==== Records for processing
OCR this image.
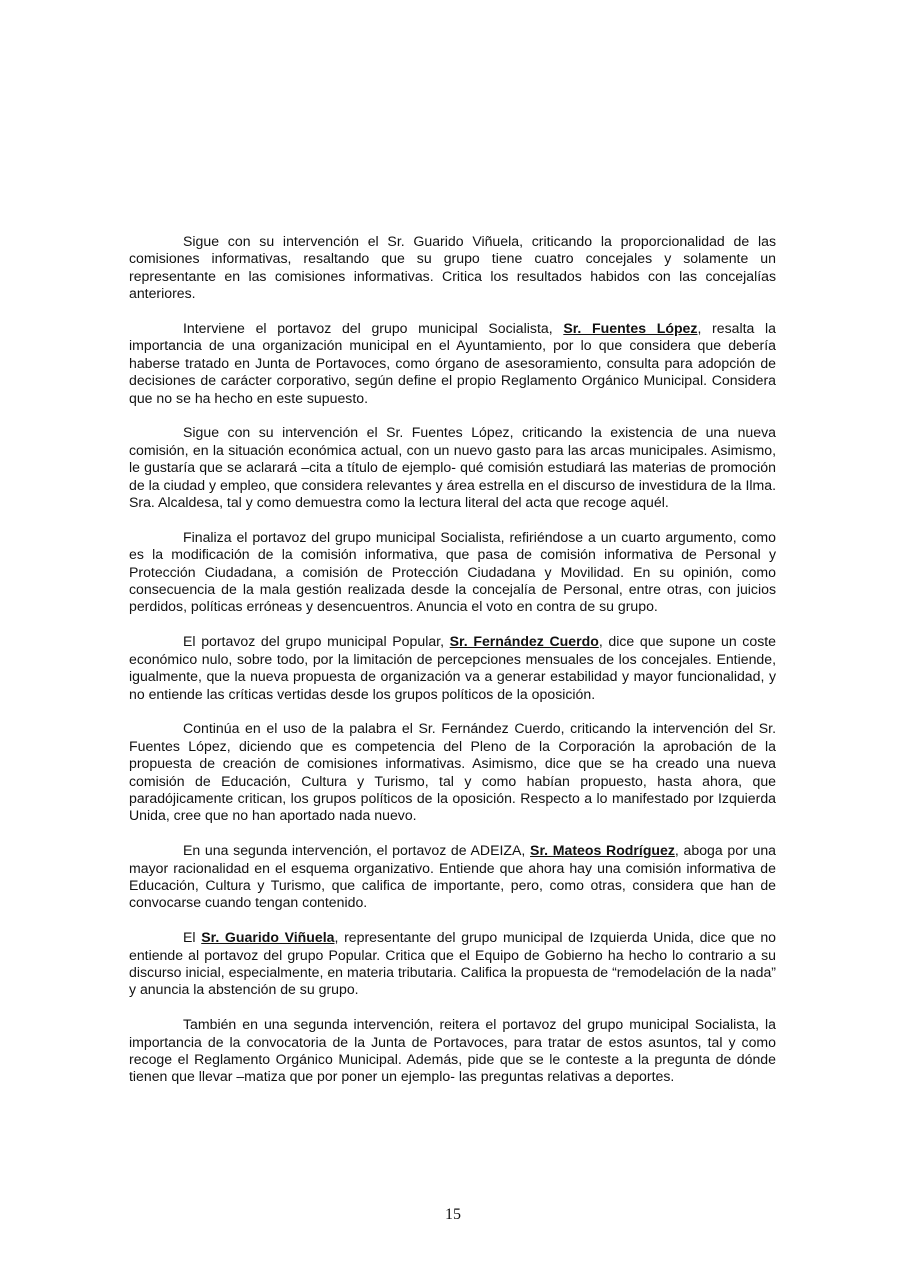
Sigue con su intervención el Sr. Guarido Viñuela, criticando la proporcionalidad de las comisiones informativas, resaltando que su grupo tiene cuatro concejales y solamente un representante en las comisiones informativas. Critica los resultados habidos con las concejalías anteriores.

Interviene el portavoz del grupo municipal Socialista, Sr. Fuentes López, resalta la importancia de una organización municipal en el Ayuntamiento, por lo que considera que debería haberse tratado en Junta de Portavoces, como órgano de asesoramiento, consulta para adopción de decisiones de carácter corporativo, según define el propio Reglamento Orgánico Municipal. Considera que no se ha hecho en este supuesto.

Sigue con su intervención el Sr. Fuentes López, criticando la existencia de una nueva comisión, en la situación económica actual, con un nuevo gasto para las arcas municipales. Asimismo, le gustaría que se aclarará –cita a título de ejemplo- qué comisión estudiará las materias de promoción de la ciudad y empleo, que considera relevantes y área estrella en el discurso de investidura de la Ilma. Sra. Alcaldesa, tal y como demuestra como la lectura literal del acta que recoge aquél.

Finaliza el portavoz del grupo municipal Socialista, refiriéndose a un cuarto argumento, como es la modificación de la comisión informativa, que pasa de comisión informativa de Personal y Protección Ciudadana, a comisión de Protección Ciudadana y Movilidad. En su opinión, como consecuencia de la mala gestión realizada desde la concejalía de Personal, entre otras, con juicios perdidos, políticas erróneas y desencuentros. Anuncia el voto en contra de su grupo.

El portavoz del grupo municipal Popular, Sr. Fernández Cuerdo, dice que supone un coste económico nulo, sobre todo, por la limitación de percepciones mensuales de los concejales. Entiende, igualmente, que la nueva propuesta de organización va a generar estabilidad y mayor funcionalidad, y no entiende las críticas vertidas desde los grupos políticos de la oposición.

Continúa en el uso de la palabra el Sr. Fernández Cuerdo, criticando la intervención del Sr. Fuentes López, diciendo que es competencia del Pleno de la Corporación la aprobación de la propuesta de creación de comisiones informativas. Asimismo, dice que se ha creado una nueva comisión de Educación, Cultura y Turismo, tal y como habían propuesto, hasta ahora, que paradójicamente critican, los grupos políticos de la oposición. Respecto a lo manifestado por Izquierda Unida, cree que no han aportado nada nuevo.

En una segunda intervención, el portavoz de ADEIZA, Sr. Mateos Rodríguez, aboga por una mayor racionalidad en el esquema organizativo. Entiende que ahora hay una comisión informativa de Educación, Cultura y Turismo, que califica de importante, pero, como otras, considera que han de convocarse cuando tengan contenido.

El Sr. Guarido Viñuela, representante del grupo municipal de Izquierda Unida, dice que no entiende al portavoz del grupo Popular. Critica que el Equipo de Gobierno ha hecho lo contrario a su discurso inicial, especialmente, en materia tributaria. Califica la propuesta de “remodelación de la nada” y anuncia la abstención de su grupo.

También en una segunda intervención, reitera el portavoz del grupo municipal Socialista, la importancia de la convocatoria de la Junta de Portavoces, para tratar de estos asuntos, tal y como recoge el Reglamento Orgánico Municipal. Además, pide que se le conteste a la pregunta de dónde tienen que llevar –matiza que por poner un ejemplo- las preguntas relativas a deportes.

15
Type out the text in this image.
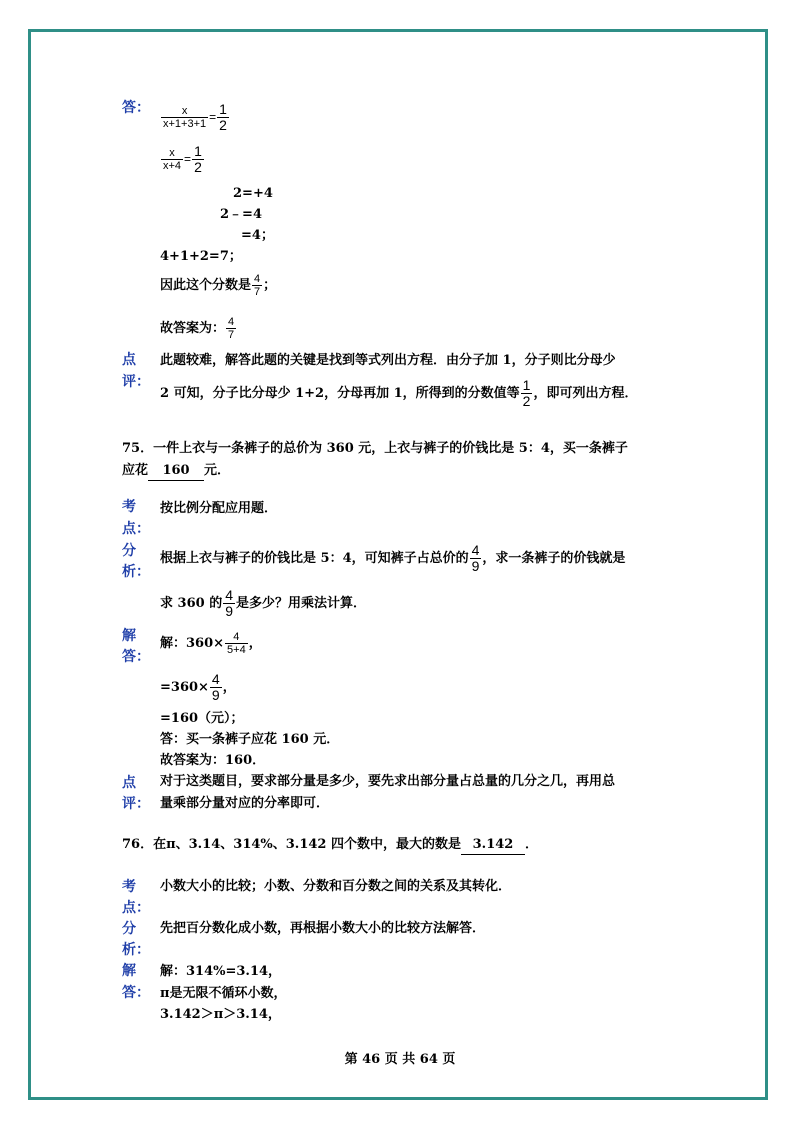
答： $\frac{x}{x+1+3+1} = \frac{1}{2}$
$\frac{x}{x+4} = \frac{1}{2}$
2=+4
2﹣=4
=4；
4+1+2=7；
因此这个分数是 $\frac{4}{7}$ ；
故答案为： $\frac{4}{7}$
点
评：
此题较难，解答此题的关键是找到等式列出方程．由分子加 1，分子则比分母少
2 可知，分子比分母少 1+2，分母再加 1，所得到的分数值等 $\frac{1}{2}$ ，即可列出方程．
75．一件上衣与一条裤子的总价为 360 元，上衣与裤子的价钱比是 5：4，买一条裤子
应花 160 元．
考
点：
按比例分配应用题．
分
析：
根据上衣与裤子的价钱比是 5：4，可知裤子占总价的 $\frac{4}{9}$ ，求一条裤子的价钱就是
求 360 的 $\frac{4}{9}$ 是多少？用乘法计算．
解
答：
解：$360\times \frac{4}{5+4}$ ，
$=360\times \frac{4}{9}$ ，
=160（元）；
答：买一条裤子应花 160 元．
故答案为：160．
点
评：
对于这类题目，要求部分量是多少，要先求出部分量占总量的几分之几，再用总
量乘部分量对应的分率即可．
76．在π、3.14、314%、3.142 四个数中，最大的数是 3.142 ．
考
点：
小数大小的比较；小数、分数和百分数之间的关系及其转化．
分
析：
先把百分数化成小数，再根据小数大小的比较方法解答．
解
答：
解：314%=3.14，
π是无限不循环小数，
3.142＞π＞3.14，
第 46 页 共 64 页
========
→ Task to carry out
Reproduce each line of the entries in which the word "times" is found.

→ Correct result
解：$360\times \frac{4}{5+4}$ ，
$=360\times \frac{4}{9}$ ，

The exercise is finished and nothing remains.